§ The task
Gather up every line that includes the string "text".

--*--

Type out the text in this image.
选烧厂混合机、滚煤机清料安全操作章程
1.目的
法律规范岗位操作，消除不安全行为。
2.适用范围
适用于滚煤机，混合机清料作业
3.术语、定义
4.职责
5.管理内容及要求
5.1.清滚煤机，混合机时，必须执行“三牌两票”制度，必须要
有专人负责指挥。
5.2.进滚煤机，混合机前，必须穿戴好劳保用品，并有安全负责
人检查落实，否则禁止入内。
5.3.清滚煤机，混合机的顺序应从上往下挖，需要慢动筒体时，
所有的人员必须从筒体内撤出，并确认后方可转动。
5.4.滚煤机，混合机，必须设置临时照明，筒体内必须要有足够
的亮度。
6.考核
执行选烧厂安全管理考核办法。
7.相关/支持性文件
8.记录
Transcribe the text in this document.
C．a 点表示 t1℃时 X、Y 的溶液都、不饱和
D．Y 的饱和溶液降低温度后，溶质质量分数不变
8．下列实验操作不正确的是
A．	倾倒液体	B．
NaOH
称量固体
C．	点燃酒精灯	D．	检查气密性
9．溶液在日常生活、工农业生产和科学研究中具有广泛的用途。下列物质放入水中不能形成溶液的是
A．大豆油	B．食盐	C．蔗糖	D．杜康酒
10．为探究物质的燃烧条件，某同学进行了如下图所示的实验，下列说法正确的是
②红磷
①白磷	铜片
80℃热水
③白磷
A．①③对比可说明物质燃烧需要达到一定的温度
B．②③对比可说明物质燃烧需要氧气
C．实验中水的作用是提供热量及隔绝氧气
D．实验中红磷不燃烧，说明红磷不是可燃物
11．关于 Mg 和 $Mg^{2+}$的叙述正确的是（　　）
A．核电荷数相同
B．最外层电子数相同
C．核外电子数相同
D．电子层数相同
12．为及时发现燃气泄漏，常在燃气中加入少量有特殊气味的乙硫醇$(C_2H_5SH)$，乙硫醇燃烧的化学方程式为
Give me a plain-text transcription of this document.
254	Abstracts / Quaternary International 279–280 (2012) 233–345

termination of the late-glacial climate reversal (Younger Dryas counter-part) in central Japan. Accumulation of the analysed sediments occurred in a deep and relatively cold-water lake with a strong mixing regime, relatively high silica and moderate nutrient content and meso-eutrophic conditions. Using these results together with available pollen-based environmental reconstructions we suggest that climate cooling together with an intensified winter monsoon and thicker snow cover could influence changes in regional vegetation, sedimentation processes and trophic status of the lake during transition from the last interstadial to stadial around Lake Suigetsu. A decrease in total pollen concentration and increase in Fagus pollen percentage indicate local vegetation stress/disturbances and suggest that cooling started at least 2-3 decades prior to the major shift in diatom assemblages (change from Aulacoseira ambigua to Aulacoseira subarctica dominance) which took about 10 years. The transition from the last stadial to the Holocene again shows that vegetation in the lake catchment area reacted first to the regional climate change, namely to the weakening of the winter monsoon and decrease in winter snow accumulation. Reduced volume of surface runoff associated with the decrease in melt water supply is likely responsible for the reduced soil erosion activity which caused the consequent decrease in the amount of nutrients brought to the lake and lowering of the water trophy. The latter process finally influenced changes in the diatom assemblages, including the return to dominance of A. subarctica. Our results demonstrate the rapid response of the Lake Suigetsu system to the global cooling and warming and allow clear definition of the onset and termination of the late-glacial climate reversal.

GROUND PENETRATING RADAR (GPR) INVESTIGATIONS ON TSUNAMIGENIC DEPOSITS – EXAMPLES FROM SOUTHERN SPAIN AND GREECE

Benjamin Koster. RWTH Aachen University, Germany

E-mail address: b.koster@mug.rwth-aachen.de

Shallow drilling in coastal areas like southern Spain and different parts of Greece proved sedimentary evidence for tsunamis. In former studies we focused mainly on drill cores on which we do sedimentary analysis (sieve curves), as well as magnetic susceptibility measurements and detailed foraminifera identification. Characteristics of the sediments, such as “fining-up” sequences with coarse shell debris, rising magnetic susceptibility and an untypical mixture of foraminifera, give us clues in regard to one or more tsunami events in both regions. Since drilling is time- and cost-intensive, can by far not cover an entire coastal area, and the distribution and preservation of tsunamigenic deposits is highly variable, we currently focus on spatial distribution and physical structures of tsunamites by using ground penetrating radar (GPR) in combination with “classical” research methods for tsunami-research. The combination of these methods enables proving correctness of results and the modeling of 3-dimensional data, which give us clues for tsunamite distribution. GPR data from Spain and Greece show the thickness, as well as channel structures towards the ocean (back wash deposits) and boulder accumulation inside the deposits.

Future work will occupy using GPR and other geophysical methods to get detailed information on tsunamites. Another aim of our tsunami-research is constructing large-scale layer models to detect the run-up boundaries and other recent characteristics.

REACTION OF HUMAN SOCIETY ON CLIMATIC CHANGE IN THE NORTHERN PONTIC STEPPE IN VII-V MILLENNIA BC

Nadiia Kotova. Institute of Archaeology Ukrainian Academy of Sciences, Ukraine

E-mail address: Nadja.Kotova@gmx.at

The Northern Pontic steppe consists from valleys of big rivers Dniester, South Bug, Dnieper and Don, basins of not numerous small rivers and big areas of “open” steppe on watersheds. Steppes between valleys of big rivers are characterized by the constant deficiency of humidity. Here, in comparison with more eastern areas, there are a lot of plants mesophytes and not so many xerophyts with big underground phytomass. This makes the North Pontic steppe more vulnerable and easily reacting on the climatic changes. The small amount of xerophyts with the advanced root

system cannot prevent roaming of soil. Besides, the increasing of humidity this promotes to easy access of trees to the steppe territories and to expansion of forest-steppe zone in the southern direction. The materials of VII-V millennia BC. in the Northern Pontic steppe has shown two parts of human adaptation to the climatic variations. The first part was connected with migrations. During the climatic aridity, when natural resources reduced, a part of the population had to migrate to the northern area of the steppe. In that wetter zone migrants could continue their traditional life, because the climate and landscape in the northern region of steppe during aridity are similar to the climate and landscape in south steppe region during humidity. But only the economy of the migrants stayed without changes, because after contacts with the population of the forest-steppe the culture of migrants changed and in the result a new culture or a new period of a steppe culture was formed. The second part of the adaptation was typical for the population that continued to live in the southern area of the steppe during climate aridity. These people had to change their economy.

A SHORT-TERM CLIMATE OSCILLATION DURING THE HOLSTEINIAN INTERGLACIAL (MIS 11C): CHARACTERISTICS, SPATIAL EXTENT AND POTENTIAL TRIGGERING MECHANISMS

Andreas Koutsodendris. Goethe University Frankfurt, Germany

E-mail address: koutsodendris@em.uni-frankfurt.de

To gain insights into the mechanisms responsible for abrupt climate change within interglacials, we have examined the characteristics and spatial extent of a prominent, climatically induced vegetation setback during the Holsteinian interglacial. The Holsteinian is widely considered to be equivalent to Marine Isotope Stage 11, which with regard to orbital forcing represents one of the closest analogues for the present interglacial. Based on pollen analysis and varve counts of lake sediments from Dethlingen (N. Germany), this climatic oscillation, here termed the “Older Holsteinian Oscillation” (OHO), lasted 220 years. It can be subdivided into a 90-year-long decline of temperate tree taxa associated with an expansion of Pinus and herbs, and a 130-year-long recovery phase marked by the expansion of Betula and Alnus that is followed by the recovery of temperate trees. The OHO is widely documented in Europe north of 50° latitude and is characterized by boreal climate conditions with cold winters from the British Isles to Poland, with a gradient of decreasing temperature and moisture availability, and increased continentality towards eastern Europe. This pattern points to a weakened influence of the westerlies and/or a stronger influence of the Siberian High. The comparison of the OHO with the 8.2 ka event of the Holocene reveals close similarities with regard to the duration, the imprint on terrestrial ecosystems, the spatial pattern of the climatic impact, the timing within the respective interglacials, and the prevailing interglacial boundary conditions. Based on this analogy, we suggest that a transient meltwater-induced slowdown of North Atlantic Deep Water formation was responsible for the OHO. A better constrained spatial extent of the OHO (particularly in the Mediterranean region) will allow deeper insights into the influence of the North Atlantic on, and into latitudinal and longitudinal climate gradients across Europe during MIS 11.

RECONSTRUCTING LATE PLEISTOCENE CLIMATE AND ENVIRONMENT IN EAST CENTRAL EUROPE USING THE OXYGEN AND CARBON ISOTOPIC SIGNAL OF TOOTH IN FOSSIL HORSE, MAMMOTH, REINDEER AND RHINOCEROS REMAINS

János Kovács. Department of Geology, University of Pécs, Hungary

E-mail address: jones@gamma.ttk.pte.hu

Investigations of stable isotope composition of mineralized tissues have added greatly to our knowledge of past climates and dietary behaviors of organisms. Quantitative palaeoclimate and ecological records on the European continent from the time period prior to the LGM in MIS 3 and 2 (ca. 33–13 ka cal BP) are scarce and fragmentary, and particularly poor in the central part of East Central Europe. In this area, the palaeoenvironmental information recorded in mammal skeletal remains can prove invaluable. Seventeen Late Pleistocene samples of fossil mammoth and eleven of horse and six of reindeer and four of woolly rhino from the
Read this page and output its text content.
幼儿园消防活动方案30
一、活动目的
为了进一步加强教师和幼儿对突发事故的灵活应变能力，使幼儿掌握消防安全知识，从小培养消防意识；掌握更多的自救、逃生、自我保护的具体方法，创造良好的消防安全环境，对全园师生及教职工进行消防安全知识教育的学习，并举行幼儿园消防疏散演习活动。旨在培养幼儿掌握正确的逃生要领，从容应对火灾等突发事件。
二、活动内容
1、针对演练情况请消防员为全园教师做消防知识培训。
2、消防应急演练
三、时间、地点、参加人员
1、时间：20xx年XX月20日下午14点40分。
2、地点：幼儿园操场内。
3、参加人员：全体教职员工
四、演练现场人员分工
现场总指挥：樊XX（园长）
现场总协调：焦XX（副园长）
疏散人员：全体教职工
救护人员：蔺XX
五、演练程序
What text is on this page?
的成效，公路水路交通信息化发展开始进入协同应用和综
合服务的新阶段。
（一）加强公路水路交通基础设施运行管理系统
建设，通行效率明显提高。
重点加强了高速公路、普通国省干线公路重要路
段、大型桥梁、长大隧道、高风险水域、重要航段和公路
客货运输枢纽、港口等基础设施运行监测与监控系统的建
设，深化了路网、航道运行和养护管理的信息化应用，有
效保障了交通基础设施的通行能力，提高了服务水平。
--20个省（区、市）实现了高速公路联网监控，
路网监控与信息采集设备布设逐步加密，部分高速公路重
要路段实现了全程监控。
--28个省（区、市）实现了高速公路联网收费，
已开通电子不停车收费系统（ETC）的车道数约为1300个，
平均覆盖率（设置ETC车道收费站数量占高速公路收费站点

--*--

§ Expected answer
Type out the text in this image.
Transcribe the text in this document.
Give me a plain-text transcription of this document.
Read this page and output its text content.
What text is on this page?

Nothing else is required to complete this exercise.